Task instructions> Using the records provided below, locate and copy each line that contains the word "icon".

Dataset extract>
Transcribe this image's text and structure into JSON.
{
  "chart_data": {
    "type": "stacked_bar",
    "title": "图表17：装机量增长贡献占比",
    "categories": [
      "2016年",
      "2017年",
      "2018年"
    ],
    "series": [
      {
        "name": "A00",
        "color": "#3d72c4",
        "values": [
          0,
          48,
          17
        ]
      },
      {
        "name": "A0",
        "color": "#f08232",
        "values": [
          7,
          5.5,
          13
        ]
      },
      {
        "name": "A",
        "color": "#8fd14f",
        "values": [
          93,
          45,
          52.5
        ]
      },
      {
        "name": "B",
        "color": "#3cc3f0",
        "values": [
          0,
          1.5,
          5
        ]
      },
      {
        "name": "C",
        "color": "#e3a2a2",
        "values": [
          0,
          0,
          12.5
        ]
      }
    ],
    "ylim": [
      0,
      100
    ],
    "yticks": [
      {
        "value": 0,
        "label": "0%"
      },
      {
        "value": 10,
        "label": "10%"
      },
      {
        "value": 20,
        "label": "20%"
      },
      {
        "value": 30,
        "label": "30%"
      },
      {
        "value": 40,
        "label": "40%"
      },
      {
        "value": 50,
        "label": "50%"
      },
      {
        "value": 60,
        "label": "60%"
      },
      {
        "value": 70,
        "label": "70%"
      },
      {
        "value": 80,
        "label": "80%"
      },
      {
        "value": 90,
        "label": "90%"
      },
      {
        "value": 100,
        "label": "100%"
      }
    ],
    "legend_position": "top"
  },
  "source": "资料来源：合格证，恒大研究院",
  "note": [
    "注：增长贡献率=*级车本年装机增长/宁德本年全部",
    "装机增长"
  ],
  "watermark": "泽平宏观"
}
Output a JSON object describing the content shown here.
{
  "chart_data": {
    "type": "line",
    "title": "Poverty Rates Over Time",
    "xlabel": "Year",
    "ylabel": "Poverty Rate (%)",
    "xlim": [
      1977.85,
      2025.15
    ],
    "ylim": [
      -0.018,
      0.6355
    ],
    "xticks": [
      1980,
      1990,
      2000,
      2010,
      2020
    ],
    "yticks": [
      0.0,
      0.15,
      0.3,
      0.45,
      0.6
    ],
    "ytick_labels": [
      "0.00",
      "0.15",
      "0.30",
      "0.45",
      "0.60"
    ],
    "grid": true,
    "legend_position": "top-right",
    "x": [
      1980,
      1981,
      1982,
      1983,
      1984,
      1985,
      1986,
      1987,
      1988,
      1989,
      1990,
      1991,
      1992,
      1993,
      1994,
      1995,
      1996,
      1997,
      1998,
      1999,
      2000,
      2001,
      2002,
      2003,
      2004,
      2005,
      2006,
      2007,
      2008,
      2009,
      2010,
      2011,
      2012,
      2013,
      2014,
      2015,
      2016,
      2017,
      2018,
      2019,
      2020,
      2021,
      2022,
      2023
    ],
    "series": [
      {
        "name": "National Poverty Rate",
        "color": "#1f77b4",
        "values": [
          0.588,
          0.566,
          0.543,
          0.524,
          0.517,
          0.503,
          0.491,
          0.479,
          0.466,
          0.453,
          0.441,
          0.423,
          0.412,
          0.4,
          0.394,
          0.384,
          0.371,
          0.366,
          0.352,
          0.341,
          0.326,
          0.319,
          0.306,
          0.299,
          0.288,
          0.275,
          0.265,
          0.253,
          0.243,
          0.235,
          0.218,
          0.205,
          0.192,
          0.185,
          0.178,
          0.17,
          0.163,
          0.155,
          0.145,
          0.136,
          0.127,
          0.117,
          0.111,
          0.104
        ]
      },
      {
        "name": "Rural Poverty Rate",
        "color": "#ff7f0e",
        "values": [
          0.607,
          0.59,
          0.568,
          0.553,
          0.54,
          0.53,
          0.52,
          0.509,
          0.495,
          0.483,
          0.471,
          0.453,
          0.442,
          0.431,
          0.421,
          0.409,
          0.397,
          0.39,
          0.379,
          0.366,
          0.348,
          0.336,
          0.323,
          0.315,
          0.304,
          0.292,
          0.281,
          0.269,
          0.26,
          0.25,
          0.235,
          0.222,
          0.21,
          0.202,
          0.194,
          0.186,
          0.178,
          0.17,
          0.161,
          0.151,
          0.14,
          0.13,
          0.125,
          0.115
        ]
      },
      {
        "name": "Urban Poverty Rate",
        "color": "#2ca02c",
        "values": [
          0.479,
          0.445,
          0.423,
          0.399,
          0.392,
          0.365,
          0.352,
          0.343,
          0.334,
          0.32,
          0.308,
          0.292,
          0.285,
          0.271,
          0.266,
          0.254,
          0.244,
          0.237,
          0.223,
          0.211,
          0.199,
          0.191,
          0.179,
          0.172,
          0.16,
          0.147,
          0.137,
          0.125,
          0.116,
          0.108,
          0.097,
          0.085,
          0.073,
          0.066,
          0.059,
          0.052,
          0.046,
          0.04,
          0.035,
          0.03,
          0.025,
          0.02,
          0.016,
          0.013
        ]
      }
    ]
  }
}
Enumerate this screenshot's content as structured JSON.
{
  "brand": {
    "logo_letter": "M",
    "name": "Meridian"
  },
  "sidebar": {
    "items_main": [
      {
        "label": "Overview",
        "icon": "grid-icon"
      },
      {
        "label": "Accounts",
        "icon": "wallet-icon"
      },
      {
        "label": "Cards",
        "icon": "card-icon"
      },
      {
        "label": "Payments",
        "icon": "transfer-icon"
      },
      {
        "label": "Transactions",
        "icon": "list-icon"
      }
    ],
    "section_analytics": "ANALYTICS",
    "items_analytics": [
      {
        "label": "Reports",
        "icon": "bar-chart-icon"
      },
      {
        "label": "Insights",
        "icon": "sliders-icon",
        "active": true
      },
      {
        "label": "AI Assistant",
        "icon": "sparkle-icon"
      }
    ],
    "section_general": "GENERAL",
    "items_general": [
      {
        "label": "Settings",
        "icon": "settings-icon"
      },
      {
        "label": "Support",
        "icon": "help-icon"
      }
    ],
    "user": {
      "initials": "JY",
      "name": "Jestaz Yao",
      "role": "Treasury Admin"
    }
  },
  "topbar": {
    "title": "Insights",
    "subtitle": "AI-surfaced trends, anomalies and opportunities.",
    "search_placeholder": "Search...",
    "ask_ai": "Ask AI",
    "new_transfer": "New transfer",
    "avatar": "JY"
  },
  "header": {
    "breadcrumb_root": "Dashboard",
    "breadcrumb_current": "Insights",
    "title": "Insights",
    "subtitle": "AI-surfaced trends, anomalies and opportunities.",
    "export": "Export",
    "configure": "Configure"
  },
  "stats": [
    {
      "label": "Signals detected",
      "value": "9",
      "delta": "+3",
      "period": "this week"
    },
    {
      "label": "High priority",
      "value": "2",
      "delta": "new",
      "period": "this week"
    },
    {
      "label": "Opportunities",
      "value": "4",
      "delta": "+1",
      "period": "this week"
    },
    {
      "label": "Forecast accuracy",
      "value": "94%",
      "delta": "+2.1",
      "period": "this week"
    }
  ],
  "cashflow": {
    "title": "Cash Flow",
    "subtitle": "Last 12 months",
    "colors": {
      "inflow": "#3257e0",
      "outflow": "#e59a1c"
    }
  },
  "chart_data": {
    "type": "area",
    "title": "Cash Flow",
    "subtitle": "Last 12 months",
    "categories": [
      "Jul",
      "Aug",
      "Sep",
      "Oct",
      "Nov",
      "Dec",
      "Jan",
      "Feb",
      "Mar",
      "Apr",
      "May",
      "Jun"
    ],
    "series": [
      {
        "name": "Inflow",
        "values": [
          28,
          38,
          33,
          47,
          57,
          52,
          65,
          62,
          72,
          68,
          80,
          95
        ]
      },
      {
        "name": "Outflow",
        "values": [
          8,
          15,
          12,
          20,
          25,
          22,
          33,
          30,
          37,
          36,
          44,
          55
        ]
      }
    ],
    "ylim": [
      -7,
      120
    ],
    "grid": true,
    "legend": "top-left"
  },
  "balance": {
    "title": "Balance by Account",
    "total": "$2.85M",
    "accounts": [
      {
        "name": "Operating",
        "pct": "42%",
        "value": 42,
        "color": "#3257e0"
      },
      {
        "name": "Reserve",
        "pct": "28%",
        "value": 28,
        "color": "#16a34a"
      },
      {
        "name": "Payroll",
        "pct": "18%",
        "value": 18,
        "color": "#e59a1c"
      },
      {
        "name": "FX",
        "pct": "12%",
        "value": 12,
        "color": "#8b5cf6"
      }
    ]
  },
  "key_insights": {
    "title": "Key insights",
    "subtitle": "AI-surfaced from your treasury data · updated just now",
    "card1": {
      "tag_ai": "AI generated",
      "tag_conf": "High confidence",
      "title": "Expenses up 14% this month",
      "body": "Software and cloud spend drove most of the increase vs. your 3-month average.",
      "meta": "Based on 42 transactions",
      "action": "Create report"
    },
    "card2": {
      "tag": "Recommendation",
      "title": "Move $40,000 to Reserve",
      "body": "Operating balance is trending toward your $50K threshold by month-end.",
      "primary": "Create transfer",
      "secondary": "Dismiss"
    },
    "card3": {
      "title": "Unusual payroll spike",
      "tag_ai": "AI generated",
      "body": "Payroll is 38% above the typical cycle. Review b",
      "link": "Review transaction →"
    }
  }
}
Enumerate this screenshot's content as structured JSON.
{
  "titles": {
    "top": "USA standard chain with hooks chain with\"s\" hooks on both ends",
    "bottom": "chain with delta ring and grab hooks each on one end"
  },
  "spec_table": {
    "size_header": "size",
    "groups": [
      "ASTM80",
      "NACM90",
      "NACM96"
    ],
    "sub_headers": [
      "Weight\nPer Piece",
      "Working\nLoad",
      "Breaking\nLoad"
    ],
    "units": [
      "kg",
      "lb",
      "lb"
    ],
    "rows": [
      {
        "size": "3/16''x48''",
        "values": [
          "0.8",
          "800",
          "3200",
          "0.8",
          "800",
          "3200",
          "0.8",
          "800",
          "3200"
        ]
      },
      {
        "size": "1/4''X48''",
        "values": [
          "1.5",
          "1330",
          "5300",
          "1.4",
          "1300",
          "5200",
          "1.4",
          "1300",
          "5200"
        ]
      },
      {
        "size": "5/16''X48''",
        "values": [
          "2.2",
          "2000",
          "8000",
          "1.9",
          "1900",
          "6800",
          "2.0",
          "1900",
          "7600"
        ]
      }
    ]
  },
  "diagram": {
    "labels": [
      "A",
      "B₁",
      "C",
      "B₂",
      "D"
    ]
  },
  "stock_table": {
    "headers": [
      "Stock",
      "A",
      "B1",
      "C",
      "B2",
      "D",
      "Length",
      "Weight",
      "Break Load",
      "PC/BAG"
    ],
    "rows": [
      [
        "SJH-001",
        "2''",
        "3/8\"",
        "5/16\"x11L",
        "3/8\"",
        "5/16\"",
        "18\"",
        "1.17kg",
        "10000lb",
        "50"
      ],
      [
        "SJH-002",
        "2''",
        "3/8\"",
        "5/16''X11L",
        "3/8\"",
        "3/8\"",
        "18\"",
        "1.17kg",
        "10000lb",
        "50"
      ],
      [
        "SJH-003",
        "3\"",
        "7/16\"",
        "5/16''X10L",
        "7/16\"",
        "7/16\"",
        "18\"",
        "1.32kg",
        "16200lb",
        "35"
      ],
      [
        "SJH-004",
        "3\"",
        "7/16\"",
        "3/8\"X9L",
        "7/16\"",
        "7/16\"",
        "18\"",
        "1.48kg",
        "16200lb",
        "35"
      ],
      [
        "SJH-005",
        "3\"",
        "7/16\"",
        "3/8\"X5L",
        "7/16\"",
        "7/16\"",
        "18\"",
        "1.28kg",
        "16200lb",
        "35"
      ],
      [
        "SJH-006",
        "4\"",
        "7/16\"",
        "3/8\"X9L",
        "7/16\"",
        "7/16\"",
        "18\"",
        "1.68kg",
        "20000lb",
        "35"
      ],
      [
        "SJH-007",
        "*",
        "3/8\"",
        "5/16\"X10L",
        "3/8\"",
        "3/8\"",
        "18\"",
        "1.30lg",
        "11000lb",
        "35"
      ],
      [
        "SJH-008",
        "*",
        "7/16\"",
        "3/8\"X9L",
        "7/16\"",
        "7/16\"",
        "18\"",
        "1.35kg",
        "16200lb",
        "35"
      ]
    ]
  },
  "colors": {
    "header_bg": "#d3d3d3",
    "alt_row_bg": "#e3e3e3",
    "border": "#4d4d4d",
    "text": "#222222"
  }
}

Final result>
        "icon": "grid-icon"
        "icon": "wallet-icon"
        "icon": "card-icon"
        "icon": "transfer-icon"
        "icon": "list-icon"
        "icon": "bar-chart-icon"
        "icon": "sliders-icon",
        "icon": "sparkle-icon"
        "icon": "settings-icon"
        "icon": "help-icon"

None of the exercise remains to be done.